EXERCISE ::
Please repeat the data from the line containing "candle-body [20, 304, 23, 309]" through the line containing "wave-label: (iii) [441, 168, 454, 177]", both included, unchanged.

THE DATA ::
********************

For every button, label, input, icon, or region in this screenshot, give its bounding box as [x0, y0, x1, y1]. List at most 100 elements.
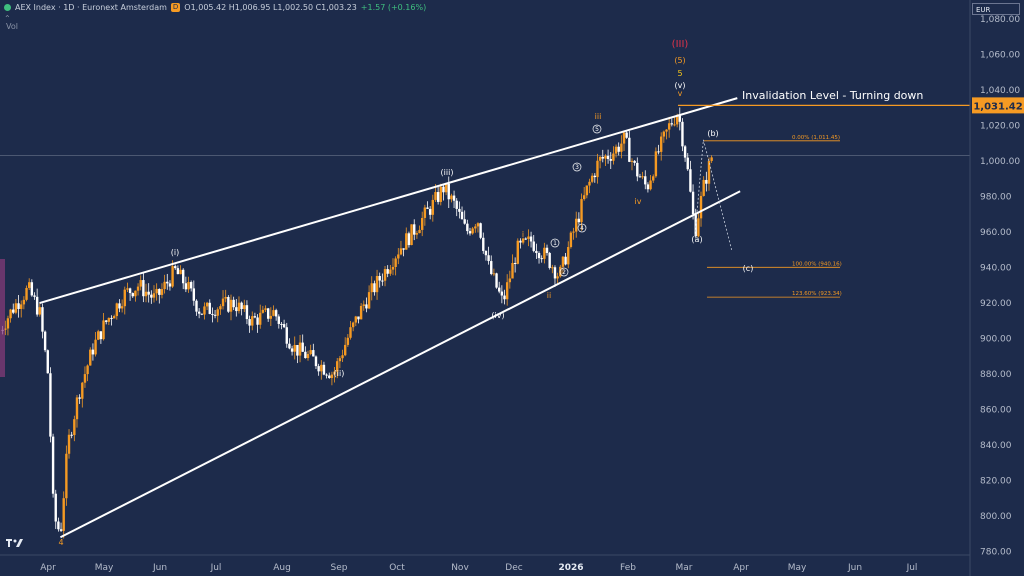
candle-body [20, 304, 23, 309]
wave-label: v [678, 89, 683, 98]
candle-body [187, 282, 190, 290]
candle-body [97, 331, 100, 340]
wave-label: i [522, 230, 524, 239]
candle-body [104, 320, 108, 322]
y-tick-label: 960.00 [980, 228, 1012, 238]
x-tick-label: Apr [40, 563, 56, 573]
candle-body [328, 375, 331, 378]
ohlc-readout: O1,005.42 H1,006.95 L1,002.50 C1,003.23 [184, 3, 357, 12]
wave-label: (iii) [441, 168, 454, 177]
candle-body [596, 160, 599, 178]
candle-body [686, 157, 689, 170]
candle-body [476, 223, 480, 227]
candle-body [694, 214, 697, 237]
candle-body [182, 269, 185, 284]
candle-body [649, 180, 652, 190]
candle-body [482, 237, 485, 251]
candle-body [160, 289, 164, 295]
candle-body [373, 283, 376, 293]
chart-header: AEX Index · 1D · Euronext Amsterdam D O1… [4, 3, 426, 12]
candle-body [144, 291, 148, 297]
candle-body [309, 350, 312, 355]
y-tick-label: 800.00 [980, 512, 1012, 522]
candle-body [259, 312, 262, 325]
candle-body [243, 305, 246, 310]
candle-body [343, 344, 347, 356]
candle-body [216, 309, 219, 316]
candle-body [322, 364, 326, 375]
candle-body [354, 316, 358, 323]
candle-body [158, 288, 161, 295]
candle-body [519, 240, 522, 243]
y-tick-label: 780.00 [980, 547, 1012, 557]
candle-body [638, 176, 642, 178]
circled-label: 2 [562, 269, 566, 276]
candle-body [235, 307, 238, 312]
candle-body [346, 337, 350, 345]
candle-body [556, 276, 559, 279]
candle-body [524, 238, 527, 240]
y-tick-label: 1,020.00 [980, 122, 1020, 132]
candle-body [516, 240, 519, 264]
market-badge: D [170, 3, 181, 12]
candle-body [667, 123, 671, 130]
candle-body [57, 521, 60, 530]
x-tick-label: Oct [389, 563, 405, 573]
candle-body [171, 266, 174, 287]
candle-body [49, 373, 52, 437]
candle-body [251, 316, 254, 326]
candle-body [168, 283, 172, 287]
candle-body [301, 342, 304, 352]
candle-body [662, 131, 666, 137]
y-tick-label: 1,080.00 [980, 15, 1020, 25]
candle-body [365, 304, 368, 309]
candle-body [232, 299, 235, 308]
candle-body [197, 311, 201, 314]
candle-body [256, 317, 259, 325]
candle-body [203, 306, 206, 315]
circled-label-ring [577, 223, 587, 233]
candle-body [43, 331, 47, 351]
candle-body [529, 236, 533, 242]
candle-body [407, 233, 411, 246]
candle-body [78, 397, 81, 399]
candle-body [362, 304, 365, 306]
candle-body [561, 256, 565, 267]
candle-body [293, 344, 296, 352]
candle-body [91, 349, 95, 355]
trend-lines [39, 97, 970, 539]
candle-body [17, 303, 20, 309]
candle-body [261, 309, 265, 313]
x-tick-label: Feb [620, 563, 636, 573]
candle-body [410, 224, 413, 246]
candle-body [317, 366, 320, 372]
candle-body [195, 300, 198, 312]
y-tick-label: 860.00 [980, 406, 1012, 416]
candle-body [609, 159, 612, 161]
collapse-icon[interactable]: ⌃ [4, 14, 11, 23]
candle-body [89, 349, 92, 366]
candle-body [527, 236, 530, 239]
candle-body [314, 356, 318, 367]
currency-label[interactable]: EUR [972, 3, 1020, 15]
volume-label: Vol [6, 22, 18, 31]
candle-body [567, 247, 570, 265]
candle-body [120, 306, 124, 309]
candle-body [176, 268, 180, 275]
fib-label: 123.60% (923.34) [792, 291, 842, 297]
symbol-title[interactable]: AEX Index · 1D · Euronext Amsterdam [15, 3, 167, 12]
candle-body [386, 269, 389, 274]
candle-body [588, 181, 591, 186]
candle-body [434, 192, 437, 200]
x-tick-label: Aug [273, 563, 291, 573]
candle-body [240, 302, 243, 310]
candle-body [447, 183, 450, 200]
candle-body [439, 186, 442, 202]
candle-body [75, 397, 79, 420]
candle-body [405, 233, 408, 250]
candle-body [288, 343, 291, 349]
candle-body [59, 529, 63, 531]
candle-body [229, 299, 233, 312]
candle-body [136, 286, 140, 291]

********************

RESPONSE TO THIS EXERCISE ::
candle-body [20, 304, 23, 309]
wave-label: v [678, 89, 683, 98]
candle-body [187, 282, 190, 290]
candle-body [97, 331, 100, 340]
wave-label: i [522, 230, 524, 239]
candle-body [104, 320, 108, 322]
y-tick-label: 960.00 [980, 228, 1012, 238]
x-tick-label: Apr [40, 563, 56, 573]
candle-body [328, 375, 331, 378]
ohlc-readout: O1,005.42 H1,006.95 L1,002.50 C1,003.23 [184, 3, 357, 12]
wave-label: (iii) [441, 168, 454, 177]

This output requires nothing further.